*The exercise*. Every record below is to be retyped exactly.

*Source records*.
----
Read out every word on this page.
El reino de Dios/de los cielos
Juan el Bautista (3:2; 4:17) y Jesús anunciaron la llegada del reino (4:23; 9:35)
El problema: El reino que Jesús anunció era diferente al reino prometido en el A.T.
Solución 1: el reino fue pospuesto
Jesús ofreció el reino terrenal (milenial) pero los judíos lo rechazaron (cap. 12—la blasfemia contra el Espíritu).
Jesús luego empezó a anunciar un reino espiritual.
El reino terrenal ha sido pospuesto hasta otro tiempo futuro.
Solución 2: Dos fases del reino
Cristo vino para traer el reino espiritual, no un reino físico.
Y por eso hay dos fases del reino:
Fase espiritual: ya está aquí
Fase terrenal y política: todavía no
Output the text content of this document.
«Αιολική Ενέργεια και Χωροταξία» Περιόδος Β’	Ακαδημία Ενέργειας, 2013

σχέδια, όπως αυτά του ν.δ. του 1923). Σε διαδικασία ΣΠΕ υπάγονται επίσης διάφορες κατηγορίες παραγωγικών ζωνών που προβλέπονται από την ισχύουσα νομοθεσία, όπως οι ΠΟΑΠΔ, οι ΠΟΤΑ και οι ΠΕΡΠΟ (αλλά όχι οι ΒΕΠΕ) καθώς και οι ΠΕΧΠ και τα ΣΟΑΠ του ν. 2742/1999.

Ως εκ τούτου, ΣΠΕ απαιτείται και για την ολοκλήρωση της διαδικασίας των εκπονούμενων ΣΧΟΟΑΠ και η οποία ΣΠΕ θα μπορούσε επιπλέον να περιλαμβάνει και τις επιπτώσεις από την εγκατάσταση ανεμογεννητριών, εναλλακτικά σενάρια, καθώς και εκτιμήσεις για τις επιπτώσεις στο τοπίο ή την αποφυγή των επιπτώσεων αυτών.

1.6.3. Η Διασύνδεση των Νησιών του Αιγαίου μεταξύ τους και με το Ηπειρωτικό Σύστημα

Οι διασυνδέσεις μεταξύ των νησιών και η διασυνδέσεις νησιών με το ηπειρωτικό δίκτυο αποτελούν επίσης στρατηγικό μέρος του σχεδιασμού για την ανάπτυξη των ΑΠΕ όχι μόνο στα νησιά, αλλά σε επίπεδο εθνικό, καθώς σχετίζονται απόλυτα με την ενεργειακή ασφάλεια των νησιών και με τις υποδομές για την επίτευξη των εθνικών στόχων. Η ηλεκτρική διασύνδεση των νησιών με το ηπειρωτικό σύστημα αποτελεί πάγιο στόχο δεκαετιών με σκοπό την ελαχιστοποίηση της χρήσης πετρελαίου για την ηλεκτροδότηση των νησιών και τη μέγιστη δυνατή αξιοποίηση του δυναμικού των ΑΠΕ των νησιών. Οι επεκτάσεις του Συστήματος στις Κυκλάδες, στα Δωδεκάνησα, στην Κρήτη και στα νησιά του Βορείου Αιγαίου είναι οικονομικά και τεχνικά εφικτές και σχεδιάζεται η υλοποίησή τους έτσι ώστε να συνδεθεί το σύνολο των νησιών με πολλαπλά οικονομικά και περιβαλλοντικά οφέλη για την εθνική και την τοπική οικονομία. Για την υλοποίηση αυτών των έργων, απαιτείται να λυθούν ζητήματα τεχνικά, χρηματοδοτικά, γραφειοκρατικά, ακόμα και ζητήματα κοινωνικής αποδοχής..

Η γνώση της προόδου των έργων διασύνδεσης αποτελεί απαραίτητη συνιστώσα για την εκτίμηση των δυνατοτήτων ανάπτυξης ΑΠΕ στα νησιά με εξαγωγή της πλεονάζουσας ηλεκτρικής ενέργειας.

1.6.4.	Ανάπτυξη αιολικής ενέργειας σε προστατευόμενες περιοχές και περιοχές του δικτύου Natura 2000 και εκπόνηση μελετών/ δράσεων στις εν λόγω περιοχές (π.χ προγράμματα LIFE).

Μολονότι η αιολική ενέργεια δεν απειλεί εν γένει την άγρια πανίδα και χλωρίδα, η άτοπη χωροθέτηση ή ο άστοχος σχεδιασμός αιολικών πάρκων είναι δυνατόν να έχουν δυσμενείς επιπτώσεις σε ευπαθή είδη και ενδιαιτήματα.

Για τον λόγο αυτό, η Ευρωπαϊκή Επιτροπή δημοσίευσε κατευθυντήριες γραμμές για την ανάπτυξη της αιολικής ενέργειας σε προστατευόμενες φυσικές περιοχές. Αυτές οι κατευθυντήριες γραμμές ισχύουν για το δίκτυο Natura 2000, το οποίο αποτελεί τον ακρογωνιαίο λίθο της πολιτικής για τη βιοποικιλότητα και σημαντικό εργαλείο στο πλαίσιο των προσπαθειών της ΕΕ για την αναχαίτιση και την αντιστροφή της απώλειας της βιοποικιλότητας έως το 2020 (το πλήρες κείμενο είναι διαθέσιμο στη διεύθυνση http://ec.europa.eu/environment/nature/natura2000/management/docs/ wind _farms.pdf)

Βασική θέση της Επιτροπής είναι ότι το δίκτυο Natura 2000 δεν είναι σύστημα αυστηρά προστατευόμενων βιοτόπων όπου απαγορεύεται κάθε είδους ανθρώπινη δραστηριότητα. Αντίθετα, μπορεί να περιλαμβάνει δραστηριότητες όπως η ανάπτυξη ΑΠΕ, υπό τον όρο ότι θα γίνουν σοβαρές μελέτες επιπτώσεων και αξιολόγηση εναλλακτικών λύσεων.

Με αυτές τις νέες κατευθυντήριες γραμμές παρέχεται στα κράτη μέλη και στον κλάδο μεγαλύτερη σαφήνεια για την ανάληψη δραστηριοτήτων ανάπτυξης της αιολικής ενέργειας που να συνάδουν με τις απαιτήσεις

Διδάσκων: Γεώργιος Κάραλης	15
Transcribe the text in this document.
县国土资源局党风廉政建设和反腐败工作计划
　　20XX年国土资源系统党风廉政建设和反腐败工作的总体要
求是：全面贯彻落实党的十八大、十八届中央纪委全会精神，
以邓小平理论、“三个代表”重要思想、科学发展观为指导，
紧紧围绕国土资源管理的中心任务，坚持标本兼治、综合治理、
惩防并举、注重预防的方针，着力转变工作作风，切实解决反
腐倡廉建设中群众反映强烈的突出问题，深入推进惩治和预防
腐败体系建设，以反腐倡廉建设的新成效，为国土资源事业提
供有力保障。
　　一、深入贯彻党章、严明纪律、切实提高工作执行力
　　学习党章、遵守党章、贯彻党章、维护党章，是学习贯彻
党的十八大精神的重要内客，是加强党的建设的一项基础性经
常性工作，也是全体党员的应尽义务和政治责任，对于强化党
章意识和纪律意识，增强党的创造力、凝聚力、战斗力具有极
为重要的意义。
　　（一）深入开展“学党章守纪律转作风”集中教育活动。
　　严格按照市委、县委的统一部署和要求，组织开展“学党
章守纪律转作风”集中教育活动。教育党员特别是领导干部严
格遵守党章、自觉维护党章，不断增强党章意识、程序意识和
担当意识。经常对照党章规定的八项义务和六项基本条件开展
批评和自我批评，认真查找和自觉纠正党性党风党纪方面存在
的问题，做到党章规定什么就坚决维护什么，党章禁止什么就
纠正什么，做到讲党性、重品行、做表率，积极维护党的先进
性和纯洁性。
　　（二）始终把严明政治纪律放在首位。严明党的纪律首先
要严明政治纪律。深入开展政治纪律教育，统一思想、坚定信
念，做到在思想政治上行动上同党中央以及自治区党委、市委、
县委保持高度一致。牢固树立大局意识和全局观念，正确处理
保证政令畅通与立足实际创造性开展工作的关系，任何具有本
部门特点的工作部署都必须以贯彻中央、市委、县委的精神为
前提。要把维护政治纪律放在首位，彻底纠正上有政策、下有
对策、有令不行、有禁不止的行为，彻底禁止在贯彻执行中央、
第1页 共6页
----
*Exercise output*.
Read out every word on this page.
El reino de Dios/de los cielos
Juan el Bautista (3:2; 4:17) y Jesús anunciaron la llegada del reino (4:23; 9:35)
El problema: El reino que Jesús anunció era diferente al reino prometido en el A.T.
Solución 1: el reino fue pospuesto
Jesús ofreció el reino terrenal (milenial) pero los judíos lo rechazaron (cap. 12—la blasfemia contra el Espíritu).
Jesús luego empezó a anunciar un reino espiritual.
El reino terrenal ha sido pospuesto hasta otro tiempo futuro.
Solución 2: Dos fases del reino
Cristo vino para traer el reino espiritual, no un reino físico.
Y por eso hay dos fases del reino:
Fase espiritual: ya está aquí
Fase terrenal y política: todavía no
Output the text content of this document.
«Αιολική Ενέργεια και Χωροταξία» Περιόδος Β’	Ακαδημία Ενέργειας, 2013

σχέδια, όπως αυτά του ν.δ. του 1923). Σε διαδικασία ΣΠΕ υπάγονται επίσης διάφορες κατηγορίες παραγωγικών ζωνών που προβλέπονται από την ισχύουσα νομοθεσία, όπως οι ΠΟΑΠΔ, οι ΠΟΤΑ και οι ΠΕΡΠΟ (αλλά όχι οι ΒΕΠΕ) καθώς και οι ΠΕΧΠ και τα ΣΟΑΠ του ν. 2742/1999.

Ως εκ τούτου, ΣΠΕ απαιτείται και για την ολοκλήρωση της διαδικασίας των εκπονούμενων ΣΧΟΟΑΠ και η οποία ΣΠΕ θα μπορούσε επιπλέον να περιλαμβάνει και τις επιπτώσεις από την εγκατάσταση ανεμογεννητριών, εναλλακτικά σενάρια, καθώς και εκτιμήσεις για τις επιπτώσεις στο τοπίο ή την αποφυγή των επιπτώσεων αυτών.

1.6.3. Η Διασύνδεση των Νησιών του Αιγαίου μεταξύ τους και με το Ηπειρωτικό Σύστημα

Οι διασυνδέσεις μεταξύ των νησιών και η διασυνδέσεις νησιών με το ηπειρωτικό δίκτυο αποτελούν επίσης στρατηγικό μέρος του σχεδιασμού για την ανάπτυξη των ΑΠΕ όχι μόνο στα νησιά, αλλά σε επίπεδο εθνικό, καθώς σχετίζονται απόλυτα με την ενεργειακή ασφάλεια των νησιών και με τις υποδομές για την επίτευξη των εθνικών στόχων. Η ηλεκτρική διασύνδεση των νησιών με το ηπειρωτικό σύστημα αποτελεί πάγιο στόχο δεκαετιών με σκοπό την ελαχιστοποίηση της χρήσης πετρελαίου για την ηλεκτροδότηση των νησιών και τη μέγιστη δυνατή αξιοποίηση του δυναμικού των ΑΠΕ των νησιών. Οι επεκτάσεις του Συστήματος στις Κυκλάδες, στα Δωδεκάνησα, στην Κρήτη και στα νησιά του Βορείου Αιγαίου είναι οικονομικά και τεχνικά εφικτές και σχεδιάζεται η υλοποίησή τους έτσι ώστε να συνδεθεί το σύνολο των νησιών με πολλαπλά οικονομικά και περιβαλλοντικά οφέλη για την εθνική και την τοπική οικονομία. Για την υλοποίηση αυτών των έργων, απαιτείται να λυθούν ζητήματα τεχνικά, χρηματοδοτικά, γραφειοκρατικά, ακόμα και ζητήματα κοινωνικής αποδοχής..

Η γνώση της προόδου των έργων διασύνδεσης αποτελεί απαραίτητη συνιστώσα για την εκτίμηση των δυνατοτήτων ανάπτυξης ΑΠΕ στα νησιά με εξαγωγή της πλεονάζουσας ηλεκτρικής ενέργειας.

1.6.4.	Ανάπτυξη αιολικής ενέργειας σε προστατευόμενες περιοχές και περιοχές του δικτύου Natura 2000 και εκπόνηση μελετών/ δράσεων στις εν λόγω περιοχές (π.χ προγράμματα LIFE).

Μολονότι η αιολική ενέργεια δεν απειλεί εν γένει την άγρια πανίδα και χλωρίδα, η άτοπη χωροθέτηση ή ο άστοχος σχεδιασμός αιολικών πάρκων είναι δυνατόν να έχουν δυσμενείς επιπτώσεις σε ευπαθή είδη και ενδιαιτήματα.

Για τον λόγο αυτό, η Ευρωπαϊκή Επιτροπή δημοσίευσε κατευθυντήριες γραμμές για την ανάπτυξη της αιολικής ενέργειας σε προστατευόμενες φυσικές περιοχές. Αυτές οι κατευθυντήριες γραμμές ισχύουν για το δίκτυο Natura 2000, το οποίο αποτελεί τον ακρογωνιαίο λίθο της πολιτικής για τη βιοποικιλότητα και σημαντικό εργαλείο στο πλαίσιο των προσπαθειών της ΕΕ για την αναχαίτιση και την αντιστροφή της απώλειας της βιοποικιλότητας έως το 2020 (το πλήρες κείμενο είναι διαθέσιμο στη διεύθυνση http://ec.europa.eu/environment/nature/natura2000/management/docs/ wind _farms.pdf)

Βασική θέση της Επιτροπής είναι ότι το δίκτυο Natura 2000 δεν είναι σύστημα αυστηρά προστατευόμενων βιοτόπων όπου απαγορεύεται κάθε είδους ανθρώπινη δραστηριότητα. Αντίθετα, μπορεί να περιλαμβάνει δραστηριότητες όπως η ανάπτυξη ΑΠΕ, υπό τον όρο ότι θα γίνουν σοβαρές μελέτες επιπτώσεων και αξιολόγηση εναλλακτικών λύσεων.

Με αυτές τις νέες κατευθυντήριες γραμμές παρέχεται στα κράτη μέλη και στον κλάδο μεγαλύτερη σαφήνεια για την ανάληψη δραστηριοτήτων ανάπτυξης της αιολικής ενέργειας που να συνάδουν με τις απαιτήσεις

Διδάσκων: Γεώργιος Κάραλης	15
Transcribe the text in this document.
县国土资源局党风廉政建设和反腐败工作计划
　　20XX年国土资源系统党风廉政建设和反腐败工作的总体要
求是：全面贯彻落实党的十八大、十八届中央纪委全会精神，
以邓小平理论、“三个代表”重要思想、科学发展观为指导，
紧紧围绕国土资源管理的中心任务，坚持标本兼治、综合治理、
惩防并举、注重预防的方针，着力转变工作作风，切实解决反
腐倡廉建设中群众反映强烈的突出问题，深入推进惩治和预防
腐败体系建设，以反腐倡廉建设的新成效，为国土资源事业提
供有力保障。
　　一、深入贯彻党章、严明纪律、切实提高工作执行力
　　学习党章、遵守党章、贯彻党章、维护党章，是学习贯彻
党的十八大精神的重要内客，是加强党的建设的一项基础性经
常性工作，也是全体党员的应尽义务和政治责任，对于强化党
章意识和纪律意识，增强党的创造力、凝聚力、战斗力具有极
为重要的意义。
　　（一）深入开展“学党章守纪律转作风”集中教育活动。
　　严格按照市委、县委的统一部署和要求，组织开展“学党
章守纪律转作风”集中教育活动。教育党员特别是领导干部严
格遵守党章、自觉维护党章，不断增强党章意识、程序意识和
担当意识。经常对照党章规定的八项义务和六项基本条件开展
批评和自我批评，认真查找和自觉纠正党性党风党纪方面存在
的问题，做到党章规定什么就坚决维护什么，党章禁止什么就
纠正什么，做到讲党性、重品行、做表率，积极维护党的先进
性和纯洁性。
　　（二）始终把严明政治纪律放在首位。严明党的纪律首先
要严明政治纪律。深入开展政治纪律教育，统一思想、坚定信
念，做到在思想政治上行动上同党中央以及自治区党委、市委、
县委保持高度一致。牢固树立大局意识和全局观念，正确处理
保证政令畅通与立足实际创造性开展工作的关系，任何具有本
部门特点的工作部署都必须以贯彻中央、市委、县委的精神为
前提。要把维护政治纪律放在首位，彻底纠正上有政策、下有
对策、有令不行、有禁不止的行为，彻底禁止在贯彻执行中央、
第1页 共6页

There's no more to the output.